- _Given information_:
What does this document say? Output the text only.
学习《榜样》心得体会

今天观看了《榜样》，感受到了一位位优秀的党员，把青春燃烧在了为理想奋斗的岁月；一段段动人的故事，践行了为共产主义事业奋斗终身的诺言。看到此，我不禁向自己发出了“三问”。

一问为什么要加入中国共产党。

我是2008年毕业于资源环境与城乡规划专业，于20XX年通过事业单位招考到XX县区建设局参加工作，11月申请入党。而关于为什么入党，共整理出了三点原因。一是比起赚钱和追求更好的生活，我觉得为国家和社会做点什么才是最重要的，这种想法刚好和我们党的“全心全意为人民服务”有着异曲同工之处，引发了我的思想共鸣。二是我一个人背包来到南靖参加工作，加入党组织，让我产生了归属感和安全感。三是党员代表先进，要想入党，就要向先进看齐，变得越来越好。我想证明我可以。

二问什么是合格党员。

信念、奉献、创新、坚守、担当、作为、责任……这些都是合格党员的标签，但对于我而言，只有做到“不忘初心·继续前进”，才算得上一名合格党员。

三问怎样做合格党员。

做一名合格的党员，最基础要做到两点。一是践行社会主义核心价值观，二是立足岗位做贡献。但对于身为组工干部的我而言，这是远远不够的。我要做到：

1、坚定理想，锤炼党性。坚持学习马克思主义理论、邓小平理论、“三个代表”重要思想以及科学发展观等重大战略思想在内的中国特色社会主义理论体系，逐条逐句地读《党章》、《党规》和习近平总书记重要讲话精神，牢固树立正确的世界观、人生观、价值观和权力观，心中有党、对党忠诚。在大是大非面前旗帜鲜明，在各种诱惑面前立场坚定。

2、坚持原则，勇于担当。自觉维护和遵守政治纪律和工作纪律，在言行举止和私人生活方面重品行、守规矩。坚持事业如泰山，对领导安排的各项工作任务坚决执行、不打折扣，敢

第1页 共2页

- _Short task_:
Repeat the material in full, exactly as it stands.

- _Output of the task_:
What does this document say? Output the text only.
学习《榜样》心得体会

今天观看了《榜样》，感受到了一位位优秀的党员，把青春燃烧在了为理想奋斗的岁月；一段段动人的故事，践行了为共产主义事业奋斗终身的诺言。看到此，我不禁向自己发出了“三问”。

一问为什么要加入中国共产党。

我是2008年毕业于资源环境与城乡规划专业，于20XX年通过事业单位招考到XX县区建设局参加工作，11月申请入党。而关于为什么入党，共整理出了三点原因。一是比起赚钱和追求更好的生活，我觉得为国家和社会做点什么才是最重要的，这种想法刚好和我们党的“全心全意为人民服务”有着异曲同工之处，引发了我的思想共鸣。二是我一个人背包来到南靖参加工作，加入党组织，让我产生了归属感和安全感。三是党员代表先进，要想入党，就要向先进看齐，变得越来越好。我想证明我可以。

二问什么是合格党员。

信念、奉献、创新、坚守、担当、作为、责任……这些都是合格党员的标签，但对于我而言，只有做到“不忘初心·继续前进”，才算得上一名合格党员。

三问怎样做合格党员。

做一名合格的党员，最基础要做到两点。一是践行社会主义核心价值观，二是立足岗位做贡献。但对于身为组工干部的我而言，这是远远不够的。我要做到：

1、坚定理想，锤炼党性。坚持学习马克思主义理论、邓小平理论、“三个代表”重要思想以及科学发展观等重大战略思想在内的中国特色社会主义理论体系，逐条逐句地读《党章》、《党规》和习近平总书记重要讲话精神，牢固树立正确的世界观、人生观、价值观和权力观，心中有党、对党忠诚。在大是大非面前旗帜鲜明，在各种诱惑面前立场坚定。

2、坚持原则，勇于担当。自觉维护和遵守政治纪律和工作纪律，在言行举止和私人生活方面重品行、守规矩。坚持事业如泰山，对领导安排的各项工作任务坚决执行、不打折扣，敢

第1页 共2页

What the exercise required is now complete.